| Description of the task |
Across the entries, how many lines have the string "image" in them? Reply with only a number.
######
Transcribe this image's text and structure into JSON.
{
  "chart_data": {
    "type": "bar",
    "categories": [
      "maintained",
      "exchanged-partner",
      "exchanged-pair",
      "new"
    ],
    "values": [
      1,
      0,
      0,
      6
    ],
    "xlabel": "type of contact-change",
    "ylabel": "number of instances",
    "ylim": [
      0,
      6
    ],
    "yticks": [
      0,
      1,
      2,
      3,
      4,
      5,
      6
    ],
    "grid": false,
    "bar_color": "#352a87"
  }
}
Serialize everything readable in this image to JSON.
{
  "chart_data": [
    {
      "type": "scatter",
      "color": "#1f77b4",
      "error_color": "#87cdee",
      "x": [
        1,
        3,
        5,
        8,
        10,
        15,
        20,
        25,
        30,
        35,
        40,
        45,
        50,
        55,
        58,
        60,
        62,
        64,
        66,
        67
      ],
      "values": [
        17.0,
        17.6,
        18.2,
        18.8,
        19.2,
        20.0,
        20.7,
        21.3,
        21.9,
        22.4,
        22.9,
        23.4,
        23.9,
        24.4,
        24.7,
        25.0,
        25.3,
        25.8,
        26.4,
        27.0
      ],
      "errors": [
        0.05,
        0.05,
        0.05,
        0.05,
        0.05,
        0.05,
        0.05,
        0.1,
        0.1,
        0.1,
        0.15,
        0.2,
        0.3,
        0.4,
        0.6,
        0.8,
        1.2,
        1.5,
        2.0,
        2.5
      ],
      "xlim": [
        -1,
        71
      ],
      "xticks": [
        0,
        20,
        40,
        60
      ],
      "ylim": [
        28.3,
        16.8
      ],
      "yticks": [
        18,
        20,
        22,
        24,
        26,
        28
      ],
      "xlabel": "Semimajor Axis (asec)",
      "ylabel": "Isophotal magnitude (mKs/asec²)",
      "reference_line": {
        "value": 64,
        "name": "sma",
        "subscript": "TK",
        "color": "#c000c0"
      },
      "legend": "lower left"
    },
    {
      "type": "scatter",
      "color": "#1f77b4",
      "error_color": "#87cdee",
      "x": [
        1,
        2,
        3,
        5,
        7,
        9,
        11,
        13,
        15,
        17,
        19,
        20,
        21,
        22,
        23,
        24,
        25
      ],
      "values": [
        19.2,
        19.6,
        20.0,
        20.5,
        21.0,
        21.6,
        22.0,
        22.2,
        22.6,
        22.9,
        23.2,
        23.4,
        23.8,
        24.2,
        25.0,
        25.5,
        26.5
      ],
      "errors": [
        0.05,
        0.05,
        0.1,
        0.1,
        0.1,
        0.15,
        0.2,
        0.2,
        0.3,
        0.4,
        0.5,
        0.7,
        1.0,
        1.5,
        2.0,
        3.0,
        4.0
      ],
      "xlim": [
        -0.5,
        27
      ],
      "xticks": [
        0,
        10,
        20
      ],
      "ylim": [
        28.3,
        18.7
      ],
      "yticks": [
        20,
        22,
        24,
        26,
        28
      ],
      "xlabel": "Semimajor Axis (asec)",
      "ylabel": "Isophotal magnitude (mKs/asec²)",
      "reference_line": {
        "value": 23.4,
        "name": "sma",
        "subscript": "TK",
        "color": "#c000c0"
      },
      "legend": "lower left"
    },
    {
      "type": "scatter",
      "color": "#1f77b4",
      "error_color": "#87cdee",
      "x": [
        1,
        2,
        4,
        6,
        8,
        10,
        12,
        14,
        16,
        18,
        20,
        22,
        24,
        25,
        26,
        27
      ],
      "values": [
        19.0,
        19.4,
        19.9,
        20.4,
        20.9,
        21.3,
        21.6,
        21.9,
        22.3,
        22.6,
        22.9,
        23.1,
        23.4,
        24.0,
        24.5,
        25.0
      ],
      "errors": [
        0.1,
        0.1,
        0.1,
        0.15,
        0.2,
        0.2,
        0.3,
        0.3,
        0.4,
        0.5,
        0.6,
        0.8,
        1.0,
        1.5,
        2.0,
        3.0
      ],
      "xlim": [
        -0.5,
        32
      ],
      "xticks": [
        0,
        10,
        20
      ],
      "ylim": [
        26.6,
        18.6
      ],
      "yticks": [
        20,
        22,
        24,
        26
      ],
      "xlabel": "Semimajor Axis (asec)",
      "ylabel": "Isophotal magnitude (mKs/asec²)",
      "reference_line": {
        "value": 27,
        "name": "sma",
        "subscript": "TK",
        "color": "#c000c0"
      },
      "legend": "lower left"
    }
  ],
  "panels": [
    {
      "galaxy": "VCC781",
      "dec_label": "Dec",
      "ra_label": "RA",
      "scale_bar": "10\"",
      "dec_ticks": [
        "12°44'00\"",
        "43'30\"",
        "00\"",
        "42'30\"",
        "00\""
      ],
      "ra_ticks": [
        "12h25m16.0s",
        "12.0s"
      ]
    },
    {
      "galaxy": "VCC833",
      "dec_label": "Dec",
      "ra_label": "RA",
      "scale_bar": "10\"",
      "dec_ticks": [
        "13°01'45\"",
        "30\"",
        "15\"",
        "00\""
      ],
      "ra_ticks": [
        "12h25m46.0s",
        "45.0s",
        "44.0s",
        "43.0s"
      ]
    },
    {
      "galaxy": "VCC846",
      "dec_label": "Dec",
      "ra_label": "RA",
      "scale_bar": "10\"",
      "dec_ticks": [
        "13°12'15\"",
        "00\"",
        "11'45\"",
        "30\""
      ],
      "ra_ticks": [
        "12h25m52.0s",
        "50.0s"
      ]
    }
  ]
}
######
| Output of the exercise |
2